--- start DATA ENTRIES ---
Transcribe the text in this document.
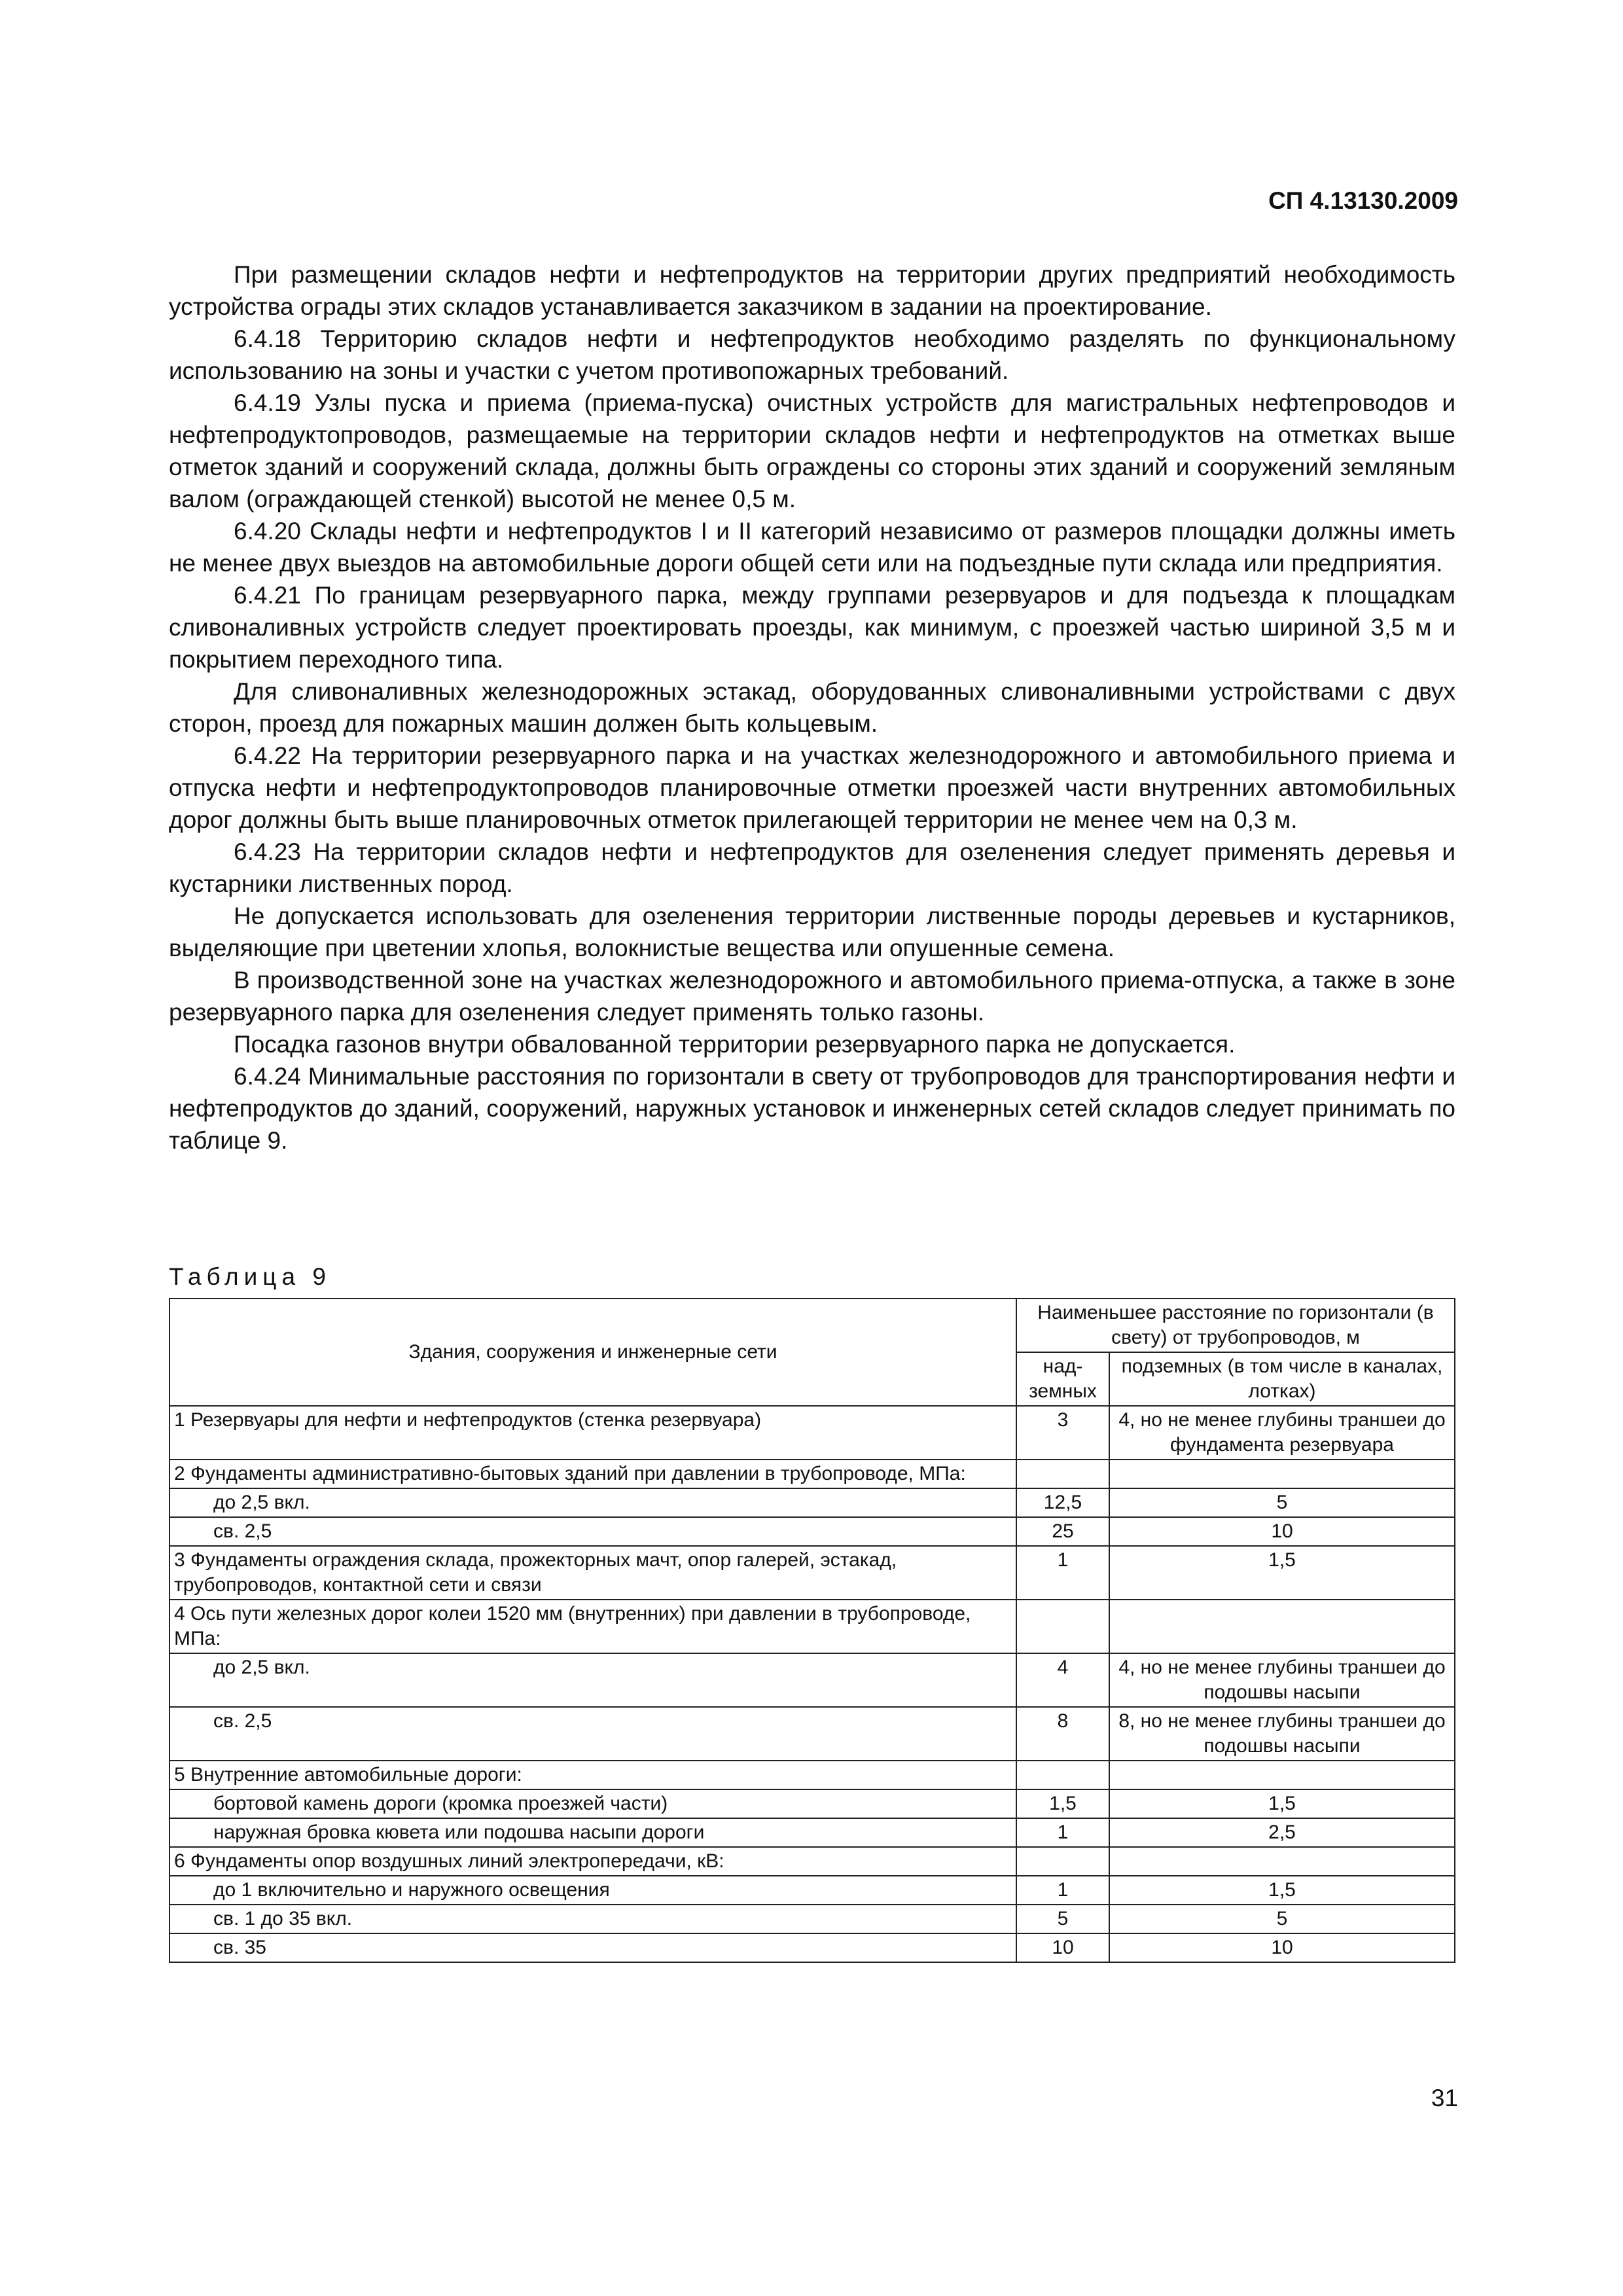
СП 4.13130.2009

При размещении складов нефти и нефтепродуктов на территории других предприятий необходимость устройства ограды этих складов устанавливается заказчиком в задании на проектирование.

6.4.18 Территорию складов нефти и нефтепродуктов необходимо разделять по функциональному использованию на зоны и участки с учетом противопожарных требований.

6.4.19 Узлы пуска и приема (приема-пуска) очистных устройств для магистральных нефтепроводов и нефтепродуктопроводов, размещаемые на территории складов нефти и нефтепродуктов на отметках выше отметок зданий и сооружений склада, должны быть ограждены со стороны этих зданий и сооружений земляным валом (ограждающей стенкой) высотой не менее 0,5 м.

6.4.20 Склады нефти и нефтепродуктов I и II категорий независимо от размеров площадки должны иметь не менее двух выездов на автомобильные дороги общей сети или на подъездные пути склада или предприятия.

6.4.21 По границам резервуарного парка, между группами резервуаров и для подъезда к площадкам сливоналивных устройств следует проектировать проезды, как минимум, с проезжей частью шириной 3,5 м и покрытием переходного типа.

Для сливоналивных железнодорожных эстакад, оборудованных сливоналивными устройствами с двух сторон, проезд для пожарных машин должен быть кольцевым.

6.4.22 На территории резервуарного парка и на участках железнодорожного и автомобильного приема и отпуска нефти и нефтепродуктопроводов планировочные отметки проезжей части внутренних автомобильных дорог должны быть выше планировочных отметок прилегающей территории не менее чем на 0,3 м.

6.4.23 На территории складов нефти и нефтепродуктов для озеленения следует применять деревья и кустарники лиственных пород.

Не допускается использовать для озеленения территории лиственные породы деревьев и кустарников, выделяющие при цветении хлопья, волокнистые вещества или опушенные семена.

В производственной зоне на участках железнодорожного и автомобильного приема-отпуска, а также в зоне резервуарного парка для озеленения следует применять только газоны.

Посадка газонов внутри обвалованной территории резервуарного парка не допускается.

6.4.24 Минимальные расстояния по горизонтали в свету от трубопроводов для транспортирования нефти и нефтепродуктов до зданий, сооружений, наружных установок и инженерных сетей складов следует принимать по таблице 9.

Таблица 9
Здания, сооружения и инженерные сети	Наименьшее расстояние по горизонтали (в свету) от трубопроводов, м	
	над-земных	подземных (в том числе в каналах, лотках)
1 Резервуары для нефти и нефтепродуктов (стенка резервуара)	3	4, но не менее глубины траншеи до фундамента резервуара
2 Фундаменты административно-бытовых зданий при давлении в трубопроводе, МПа:		
до 2,5 вкл.	12,5	5
св. 2,5	25	10
3 Фундаменты ограждения склада, прожекторных мачт, опор галерей, эстакад, трубопроводов, контактной сети и связи	1	1,5
4 Ось пути железных дорог колеи 1520 мм (внутренних) при давлении в трубопроводе, МПа:		
до 2,5 вкл.	4	4, но не менее глубины траншеи до подошвы насыпи
св. 2,5	8	8, но не менее глубины траншеи до подошвы насыпи
5 Внутренние автомобильные дороги:		
бортовой камень дороги (кромка проезжей части)	1,5	1,5
наружная бровка кювета или подошва насыпи дороги	1	2,5
6 Фундаменты опор воздушных линий электропередачи, кВ:		
до 1 включительно и наружного освещения	1	1,5
св. 1 до 35 вкл.	5	5
св. 35	10	10
31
--- end DATA ENTRIES ---
• **GIVEN EXERCISE**
Tell how many lines above contain the word "подошвы". Give the number alone.

• **CORRECT OUTPUT**
2